> **TASK INSTRUCTIONS**
Collect every line in the records below that contains the word "Pending".

** begin **

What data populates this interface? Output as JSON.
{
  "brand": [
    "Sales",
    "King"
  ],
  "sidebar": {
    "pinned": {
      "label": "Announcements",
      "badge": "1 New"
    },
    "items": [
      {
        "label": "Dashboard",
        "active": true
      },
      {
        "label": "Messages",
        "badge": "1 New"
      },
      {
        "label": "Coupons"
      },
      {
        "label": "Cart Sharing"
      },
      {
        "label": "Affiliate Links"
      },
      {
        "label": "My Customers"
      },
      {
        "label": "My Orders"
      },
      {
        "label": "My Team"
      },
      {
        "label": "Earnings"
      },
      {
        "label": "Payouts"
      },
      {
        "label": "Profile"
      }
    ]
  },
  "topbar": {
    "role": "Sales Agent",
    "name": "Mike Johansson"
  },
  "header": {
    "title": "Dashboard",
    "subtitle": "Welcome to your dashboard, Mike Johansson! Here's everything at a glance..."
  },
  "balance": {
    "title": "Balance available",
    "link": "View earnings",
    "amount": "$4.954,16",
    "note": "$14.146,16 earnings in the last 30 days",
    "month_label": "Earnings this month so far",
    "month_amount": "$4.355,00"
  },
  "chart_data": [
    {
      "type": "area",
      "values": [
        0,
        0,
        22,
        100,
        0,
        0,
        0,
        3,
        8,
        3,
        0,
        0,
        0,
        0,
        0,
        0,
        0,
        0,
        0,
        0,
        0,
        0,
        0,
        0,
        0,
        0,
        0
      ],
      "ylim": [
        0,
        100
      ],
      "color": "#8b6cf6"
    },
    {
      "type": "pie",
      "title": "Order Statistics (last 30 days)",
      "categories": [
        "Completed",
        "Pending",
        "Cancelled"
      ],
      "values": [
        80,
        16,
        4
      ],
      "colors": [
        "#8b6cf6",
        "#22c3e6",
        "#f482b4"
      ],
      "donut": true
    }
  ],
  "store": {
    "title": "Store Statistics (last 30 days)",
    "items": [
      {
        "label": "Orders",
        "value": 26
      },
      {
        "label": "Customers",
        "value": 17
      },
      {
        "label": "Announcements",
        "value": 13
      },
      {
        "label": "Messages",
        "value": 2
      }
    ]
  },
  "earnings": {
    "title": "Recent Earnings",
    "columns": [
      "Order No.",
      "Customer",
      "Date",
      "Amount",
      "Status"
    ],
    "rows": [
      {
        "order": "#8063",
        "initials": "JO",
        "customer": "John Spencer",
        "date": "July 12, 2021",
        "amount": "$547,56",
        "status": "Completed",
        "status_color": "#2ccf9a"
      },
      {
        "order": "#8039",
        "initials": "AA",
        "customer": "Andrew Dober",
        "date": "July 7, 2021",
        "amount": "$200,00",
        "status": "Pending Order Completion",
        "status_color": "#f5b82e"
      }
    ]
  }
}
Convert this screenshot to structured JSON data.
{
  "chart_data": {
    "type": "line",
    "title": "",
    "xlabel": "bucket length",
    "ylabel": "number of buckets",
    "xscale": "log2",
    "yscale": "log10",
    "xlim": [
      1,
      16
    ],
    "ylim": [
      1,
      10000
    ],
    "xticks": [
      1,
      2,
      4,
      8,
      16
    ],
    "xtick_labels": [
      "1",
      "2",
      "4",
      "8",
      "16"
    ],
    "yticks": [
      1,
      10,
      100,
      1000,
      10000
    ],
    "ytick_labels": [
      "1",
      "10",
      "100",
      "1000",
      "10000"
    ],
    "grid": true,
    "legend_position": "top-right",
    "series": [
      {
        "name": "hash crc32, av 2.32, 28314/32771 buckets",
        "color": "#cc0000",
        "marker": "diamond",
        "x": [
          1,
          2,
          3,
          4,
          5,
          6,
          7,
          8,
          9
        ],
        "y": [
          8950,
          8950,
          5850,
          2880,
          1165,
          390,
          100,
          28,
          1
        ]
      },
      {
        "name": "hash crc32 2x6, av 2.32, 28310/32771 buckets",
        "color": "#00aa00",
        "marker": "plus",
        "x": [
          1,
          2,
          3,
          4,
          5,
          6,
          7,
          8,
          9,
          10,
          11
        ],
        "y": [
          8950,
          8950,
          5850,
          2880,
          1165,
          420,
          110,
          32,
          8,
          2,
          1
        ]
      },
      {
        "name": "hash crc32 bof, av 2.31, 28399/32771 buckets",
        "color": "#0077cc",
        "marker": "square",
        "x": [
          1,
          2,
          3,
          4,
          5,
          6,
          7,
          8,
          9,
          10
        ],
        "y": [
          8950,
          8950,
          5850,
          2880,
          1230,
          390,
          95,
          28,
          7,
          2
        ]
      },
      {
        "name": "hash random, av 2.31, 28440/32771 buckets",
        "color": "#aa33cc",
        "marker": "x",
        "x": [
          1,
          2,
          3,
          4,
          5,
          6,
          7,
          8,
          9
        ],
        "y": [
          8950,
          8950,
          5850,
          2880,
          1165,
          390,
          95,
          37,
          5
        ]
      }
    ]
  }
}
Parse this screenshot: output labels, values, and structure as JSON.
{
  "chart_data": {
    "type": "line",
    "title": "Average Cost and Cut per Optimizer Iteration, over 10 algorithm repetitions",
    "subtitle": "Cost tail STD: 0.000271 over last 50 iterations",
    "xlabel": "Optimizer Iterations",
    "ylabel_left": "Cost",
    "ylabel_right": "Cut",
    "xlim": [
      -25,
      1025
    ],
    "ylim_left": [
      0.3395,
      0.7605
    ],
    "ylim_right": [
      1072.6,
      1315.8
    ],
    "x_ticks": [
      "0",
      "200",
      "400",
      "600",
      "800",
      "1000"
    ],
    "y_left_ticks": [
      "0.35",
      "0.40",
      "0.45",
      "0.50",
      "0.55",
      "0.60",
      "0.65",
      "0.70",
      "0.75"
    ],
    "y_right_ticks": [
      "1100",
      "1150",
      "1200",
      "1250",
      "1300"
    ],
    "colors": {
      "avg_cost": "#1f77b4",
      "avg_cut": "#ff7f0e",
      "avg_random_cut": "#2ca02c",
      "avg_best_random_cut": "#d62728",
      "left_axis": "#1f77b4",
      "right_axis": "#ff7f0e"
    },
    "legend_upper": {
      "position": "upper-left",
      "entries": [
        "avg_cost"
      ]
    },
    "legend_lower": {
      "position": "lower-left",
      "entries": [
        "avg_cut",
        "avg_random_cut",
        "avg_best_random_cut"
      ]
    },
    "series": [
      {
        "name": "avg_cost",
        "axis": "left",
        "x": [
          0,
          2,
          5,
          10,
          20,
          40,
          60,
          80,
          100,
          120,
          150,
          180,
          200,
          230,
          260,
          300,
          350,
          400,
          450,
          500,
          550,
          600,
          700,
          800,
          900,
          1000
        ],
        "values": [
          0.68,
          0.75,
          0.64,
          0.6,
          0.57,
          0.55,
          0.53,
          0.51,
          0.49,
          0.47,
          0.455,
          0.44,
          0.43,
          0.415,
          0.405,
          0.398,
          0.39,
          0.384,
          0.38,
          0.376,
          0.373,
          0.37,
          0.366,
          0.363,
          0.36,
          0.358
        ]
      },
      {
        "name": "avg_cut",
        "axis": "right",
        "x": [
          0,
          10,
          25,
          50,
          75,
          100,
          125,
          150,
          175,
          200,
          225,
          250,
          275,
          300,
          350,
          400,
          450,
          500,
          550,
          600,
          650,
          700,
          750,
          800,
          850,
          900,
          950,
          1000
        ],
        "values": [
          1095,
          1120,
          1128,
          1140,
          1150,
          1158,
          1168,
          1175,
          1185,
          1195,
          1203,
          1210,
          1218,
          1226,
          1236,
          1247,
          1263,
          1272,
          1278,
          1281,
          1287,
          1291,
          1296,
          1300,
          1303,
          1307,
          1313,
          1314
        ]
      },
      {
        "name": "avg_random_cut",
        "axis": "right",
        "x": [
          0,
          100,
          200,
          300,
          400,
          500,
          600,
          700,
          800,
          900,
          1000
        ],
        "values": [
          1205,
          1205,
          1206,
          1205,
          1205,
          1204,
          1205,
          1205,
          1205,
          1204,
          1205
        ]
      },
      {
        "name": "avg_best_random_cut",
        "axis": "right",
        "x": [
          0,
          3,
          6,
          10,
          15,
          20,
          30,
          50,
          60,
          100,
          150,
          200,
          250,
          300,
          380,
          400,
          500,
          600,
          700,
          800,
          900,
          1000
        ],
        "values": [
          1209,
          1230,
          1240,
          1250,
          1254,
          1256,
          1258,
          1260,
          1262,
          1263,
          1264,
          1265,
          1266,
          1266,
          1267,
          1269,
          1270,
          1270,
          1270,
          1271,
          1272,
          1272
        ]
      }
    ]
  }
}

** end **

> **RESULT FOR THIS TASK**
        "Pending",
        "status": "Pending Order Completion",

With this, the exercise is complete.